▶ Prompt
In the records below, pick out all lines containing the word "Appendix".

▶ Dataset
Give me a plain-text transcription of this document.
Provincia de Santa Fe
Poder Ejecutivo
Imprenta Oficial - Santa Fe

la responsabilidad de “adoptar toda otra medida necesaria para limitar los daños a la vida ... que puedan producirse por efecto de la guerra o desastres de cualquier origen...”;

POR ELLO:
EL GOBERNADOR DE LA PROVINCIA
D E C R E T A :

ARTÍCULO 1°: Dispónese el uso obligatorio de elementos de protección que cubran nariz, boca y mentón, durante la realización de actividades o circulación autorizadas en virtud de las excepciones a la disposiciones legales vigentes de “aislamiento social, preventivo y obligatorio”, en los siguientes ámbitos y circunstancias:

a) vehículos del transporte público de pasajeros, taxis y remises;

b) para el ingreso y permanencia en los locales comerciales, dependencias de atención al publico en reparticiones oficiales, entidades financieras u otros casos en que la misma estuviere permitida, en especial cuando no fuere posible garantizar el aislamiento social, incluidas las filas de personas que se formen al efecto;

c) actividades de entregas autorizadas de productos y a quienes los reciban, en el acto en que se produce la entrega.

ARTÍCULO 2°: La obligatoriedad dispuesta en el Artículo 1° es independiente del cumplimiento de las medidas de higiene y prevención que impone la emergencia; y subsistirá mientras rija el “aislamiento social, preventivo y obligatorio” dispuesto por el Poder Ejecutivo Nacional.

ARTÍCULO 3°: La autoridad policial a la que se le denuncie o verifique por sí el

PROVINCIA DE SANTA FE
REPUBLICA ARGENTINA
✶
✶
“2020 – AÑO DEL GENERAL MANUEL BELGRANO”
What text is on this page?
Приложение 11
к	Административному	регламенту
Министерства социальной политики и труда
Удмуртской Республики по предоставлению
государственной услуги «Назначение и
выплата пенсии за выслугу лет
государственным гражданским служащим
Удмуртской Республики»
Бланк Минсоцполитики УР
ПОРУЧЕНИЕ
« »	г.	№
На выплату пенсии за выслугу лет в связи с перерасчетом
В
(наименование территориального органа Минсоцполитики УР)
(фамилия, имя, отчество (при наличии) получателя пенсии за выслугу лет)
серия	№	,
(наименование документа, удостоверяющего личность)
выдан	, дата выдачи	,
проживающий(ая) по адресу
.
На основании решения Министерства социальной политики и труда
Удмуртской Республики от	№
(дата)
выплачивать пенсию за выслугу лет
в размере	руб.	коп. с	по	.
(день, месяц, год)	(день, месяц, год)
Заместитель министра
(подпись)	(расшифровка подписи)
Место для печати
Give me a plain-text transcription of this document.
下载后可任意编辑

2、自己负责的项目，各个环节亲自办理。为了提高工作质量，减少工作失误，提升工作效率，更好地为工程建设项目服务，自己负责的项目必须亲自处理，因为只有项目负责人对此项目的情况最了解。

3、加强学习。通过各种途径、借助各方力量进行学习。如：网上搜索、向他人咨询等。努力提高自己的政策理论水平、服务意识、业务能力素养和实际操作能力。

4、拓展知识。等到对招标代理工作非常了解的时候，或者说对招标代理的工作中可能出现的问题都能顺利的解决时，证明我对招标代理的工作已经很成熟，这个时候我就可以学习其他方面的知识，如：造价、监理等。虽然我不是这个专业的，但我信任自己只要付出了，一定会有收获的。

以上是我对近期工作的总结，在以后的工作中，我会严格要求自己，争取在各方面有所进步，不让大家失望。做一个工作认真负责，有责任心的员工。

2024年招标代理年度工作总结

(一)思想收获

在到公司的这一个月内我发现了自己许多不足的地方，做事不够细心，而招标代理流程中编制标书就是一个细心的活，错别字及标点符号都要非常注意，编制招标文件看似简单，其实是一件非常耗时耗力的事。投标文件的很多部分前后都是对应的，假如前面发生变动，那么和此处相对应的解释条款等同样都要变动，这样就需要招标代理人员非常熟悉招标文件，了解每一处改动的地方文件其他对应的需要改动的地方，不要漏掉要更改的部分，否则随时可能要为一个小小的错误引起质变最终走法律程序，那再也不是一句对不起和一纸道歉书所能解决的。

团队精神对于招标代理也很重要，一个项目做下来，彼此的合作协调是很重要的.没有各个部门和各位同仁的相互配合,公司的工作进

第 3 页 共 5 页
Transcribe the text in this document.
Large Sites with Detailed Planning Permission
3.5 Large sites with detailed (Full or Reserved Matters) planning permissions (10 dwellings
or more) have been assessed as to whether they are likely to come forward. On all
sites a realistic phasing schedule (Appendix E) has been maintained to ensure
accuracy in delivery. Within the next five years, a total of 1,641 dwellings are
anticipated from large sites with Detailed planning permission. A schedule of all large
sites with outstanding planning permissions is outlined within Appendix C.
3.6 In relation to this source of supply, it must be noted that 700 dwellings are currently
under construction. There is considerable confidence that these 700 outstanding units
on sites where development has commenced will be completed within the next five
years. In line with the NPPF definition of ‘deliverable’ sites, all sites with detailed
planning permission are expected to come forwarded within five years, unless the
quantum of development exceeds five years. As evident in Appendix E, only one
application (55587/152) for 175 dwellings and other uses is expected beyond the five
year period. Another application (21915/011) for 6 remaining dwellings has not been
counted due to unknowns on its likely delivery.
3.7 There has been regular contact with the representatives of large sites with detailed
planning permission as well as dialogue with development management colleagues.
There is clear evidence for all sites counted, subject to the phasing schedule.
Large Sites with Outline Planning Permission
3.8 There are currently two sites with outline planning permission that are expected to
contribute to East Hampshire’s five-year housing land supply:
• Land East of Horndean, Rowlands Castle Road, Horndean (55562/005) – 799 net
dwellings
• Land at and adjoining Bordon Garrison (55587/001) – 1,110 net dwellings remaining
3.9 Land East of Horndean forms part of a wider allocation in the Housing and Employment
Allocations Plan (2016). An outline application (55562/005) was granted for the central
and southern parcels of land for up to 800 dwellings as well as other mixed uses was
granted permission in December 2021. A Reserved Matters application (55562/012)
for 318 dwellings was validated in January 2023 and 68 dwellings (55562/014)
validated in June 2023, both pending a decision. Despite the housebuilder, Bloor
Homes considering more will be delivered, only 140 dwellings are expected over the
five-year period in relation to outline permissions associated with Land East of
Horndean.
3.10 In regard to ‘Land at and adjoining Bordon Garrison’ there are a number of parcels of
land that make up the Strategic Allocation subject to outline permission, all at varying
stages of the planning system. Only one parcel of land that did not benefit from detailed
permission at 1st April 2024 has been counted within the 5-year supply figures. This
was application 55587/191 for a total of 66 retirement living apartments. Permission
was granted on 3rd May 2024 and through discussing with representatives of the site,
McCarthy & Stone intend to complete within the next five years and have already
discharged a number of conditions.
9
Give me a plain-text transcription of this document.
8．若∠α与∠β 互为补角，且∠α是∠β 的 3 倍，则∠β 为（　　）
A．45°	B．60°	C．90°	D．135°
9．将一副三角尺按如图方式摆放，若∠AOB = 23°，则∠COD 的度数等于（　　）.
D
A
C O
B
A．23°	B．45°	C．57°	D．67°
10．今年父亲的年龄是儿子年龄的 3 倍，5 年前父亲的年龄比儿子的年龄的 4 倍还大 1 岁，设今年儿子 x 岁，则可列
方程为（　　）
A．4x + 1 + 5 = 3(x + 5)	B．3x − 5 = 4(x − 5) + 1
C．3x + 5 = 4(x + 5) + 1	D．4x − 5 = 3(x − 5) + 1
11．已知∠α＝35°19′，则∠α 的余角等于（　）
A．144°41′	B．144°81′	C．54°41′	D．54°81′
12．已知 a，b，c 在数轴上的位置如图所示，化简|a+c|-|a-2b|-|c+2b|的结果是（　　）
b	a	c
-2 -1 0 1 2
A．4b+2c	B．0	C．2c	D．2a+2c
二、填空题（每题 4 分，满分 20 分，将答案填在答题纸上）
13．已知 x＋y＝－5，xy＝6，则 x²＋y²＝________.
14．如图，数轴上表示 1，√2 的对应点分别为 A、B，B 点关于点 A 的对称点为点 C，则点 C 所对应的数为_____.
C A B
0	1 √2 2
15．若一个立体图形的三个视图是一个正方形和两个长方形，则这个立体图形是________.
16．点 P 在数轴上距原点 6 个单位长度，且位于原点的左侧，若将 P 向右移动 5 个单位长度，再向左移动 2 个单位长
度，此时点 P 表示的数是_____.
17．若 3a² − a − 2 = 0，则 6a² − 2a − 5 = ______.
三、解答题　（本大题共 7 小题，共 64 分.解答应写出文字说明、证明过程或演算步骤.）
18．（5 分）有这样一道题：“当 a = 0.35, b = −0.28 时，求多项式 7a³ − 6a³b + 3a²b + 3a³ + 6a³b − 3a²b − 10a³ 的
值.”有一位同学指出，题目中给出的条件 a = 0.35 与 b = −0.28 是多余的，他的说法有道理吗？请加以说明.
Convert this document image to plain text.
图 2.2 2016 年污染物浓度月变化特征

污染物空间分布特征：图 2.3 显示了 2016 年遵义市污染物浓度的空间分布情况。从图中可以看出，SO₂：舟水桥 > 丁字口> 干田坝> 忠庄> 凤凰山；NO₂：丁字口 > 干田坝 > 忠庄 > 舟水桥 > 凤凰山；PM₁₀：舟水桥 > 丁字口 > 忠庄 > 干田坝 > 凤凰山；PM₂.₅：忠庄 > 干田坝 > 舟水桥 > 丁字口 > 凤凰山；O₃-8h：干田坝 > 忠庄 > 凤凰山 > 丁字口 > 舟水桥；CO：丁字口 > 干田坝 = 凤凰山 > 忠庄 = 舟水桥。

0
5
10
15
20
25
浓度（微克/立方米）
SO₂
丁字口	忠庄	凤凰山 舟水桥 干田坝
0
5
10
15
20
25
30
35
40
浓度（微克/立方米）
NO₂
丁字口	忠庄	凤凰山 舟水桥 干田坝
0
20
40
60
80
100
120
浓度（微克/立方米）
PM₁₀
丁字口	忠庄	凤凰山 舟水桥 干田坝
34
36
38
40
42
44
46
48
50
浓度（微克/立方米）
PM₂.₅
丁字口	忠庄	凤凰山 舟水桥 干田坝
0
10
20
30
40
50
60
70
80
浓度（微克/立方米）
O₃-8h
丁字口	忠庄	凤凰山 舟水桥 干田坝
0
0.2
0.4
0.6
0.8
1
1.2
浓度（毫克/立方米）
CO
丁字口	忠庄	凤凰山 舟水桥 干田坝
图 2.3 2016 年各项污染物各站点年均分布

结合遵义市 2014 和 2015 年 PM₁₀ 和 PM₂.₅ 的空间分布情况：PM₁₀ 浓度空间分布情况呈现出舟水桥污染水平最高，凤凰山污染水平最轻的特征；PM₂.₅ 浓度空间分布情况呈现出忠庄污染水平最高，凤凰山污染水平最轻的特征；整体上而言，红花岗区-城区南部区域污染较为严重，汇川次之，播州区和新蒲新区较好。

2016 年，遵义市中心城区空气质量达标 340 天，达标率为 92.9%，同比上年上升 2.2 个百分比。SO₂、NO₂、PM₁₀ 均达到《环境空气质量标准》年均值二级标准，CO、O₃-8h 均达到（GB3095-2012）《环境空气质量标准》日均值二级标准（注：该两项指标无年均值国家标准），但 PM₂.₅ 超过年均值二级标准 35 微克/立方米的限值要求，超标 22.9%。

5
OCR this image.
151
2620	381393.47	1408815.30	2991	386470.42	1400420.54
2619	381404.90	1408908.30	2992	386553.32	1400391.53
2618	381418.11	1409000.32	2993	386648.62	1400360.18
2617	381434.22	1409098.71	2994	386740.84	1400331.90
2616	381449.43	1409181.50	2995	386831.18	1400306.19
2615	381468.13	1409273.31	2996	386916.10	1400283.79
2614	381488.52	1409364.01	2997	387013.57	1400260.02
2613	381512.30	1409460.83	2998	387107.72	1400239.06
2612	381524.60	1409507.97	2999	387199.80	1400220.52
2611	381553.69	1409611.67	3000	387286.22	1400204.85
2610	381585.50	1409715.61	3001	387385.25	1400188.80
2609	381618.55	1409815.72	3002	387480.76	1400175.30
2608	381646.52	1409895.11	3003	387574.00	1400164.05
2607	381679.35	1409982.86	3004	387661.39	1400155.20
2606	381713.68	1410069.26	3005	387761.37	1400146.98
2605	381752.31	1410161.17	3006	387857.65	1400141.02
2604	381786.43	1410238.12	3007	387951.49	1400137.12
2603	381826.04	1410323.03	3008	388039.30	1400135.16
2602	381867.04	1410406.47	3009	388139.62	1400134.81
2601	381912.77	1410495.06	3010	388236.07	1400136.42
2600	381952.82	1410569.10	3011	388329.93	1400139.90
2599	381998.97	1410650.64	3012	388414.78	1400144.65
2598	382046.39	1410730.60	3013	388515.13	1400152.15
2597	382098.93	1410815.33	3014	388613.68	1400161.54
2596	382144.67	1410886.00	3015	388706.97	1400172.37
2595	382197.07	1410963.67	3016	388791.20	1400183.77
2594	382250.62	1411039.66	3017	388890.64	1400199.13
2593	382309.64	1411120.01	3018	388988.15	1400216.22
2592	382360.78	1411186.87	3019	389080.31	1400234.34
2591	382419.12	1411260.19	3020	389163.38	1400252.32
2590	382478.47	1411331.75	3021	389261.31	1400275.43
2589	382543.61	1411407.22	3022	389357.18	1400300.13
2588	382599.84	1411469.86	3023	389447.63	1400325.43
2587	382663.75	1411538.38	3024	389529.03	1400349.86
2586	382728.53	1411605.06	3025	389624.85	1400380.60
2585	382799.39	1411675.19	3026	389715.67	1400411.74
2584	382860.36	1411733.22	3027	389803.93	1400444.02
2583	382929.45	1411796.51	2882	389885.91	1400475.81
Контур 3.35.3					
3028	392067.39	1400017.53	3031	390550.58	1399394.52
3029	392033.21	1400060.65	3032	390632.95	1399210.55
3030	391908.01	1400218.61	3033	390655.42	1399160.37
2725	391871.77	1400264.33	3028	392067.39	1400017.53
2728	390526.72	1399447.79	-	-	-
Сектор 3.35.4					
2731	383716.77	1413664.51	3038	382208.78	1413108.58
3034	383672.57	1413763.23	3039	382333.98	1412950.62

▶ Full output
sites a realistic phasing schedule (Appendix E) has been maintained to ensure
sites with outstanding planning permissions is outlined within Appendix C.
quantum of development exceeds five years. As evident in Appendix E, only one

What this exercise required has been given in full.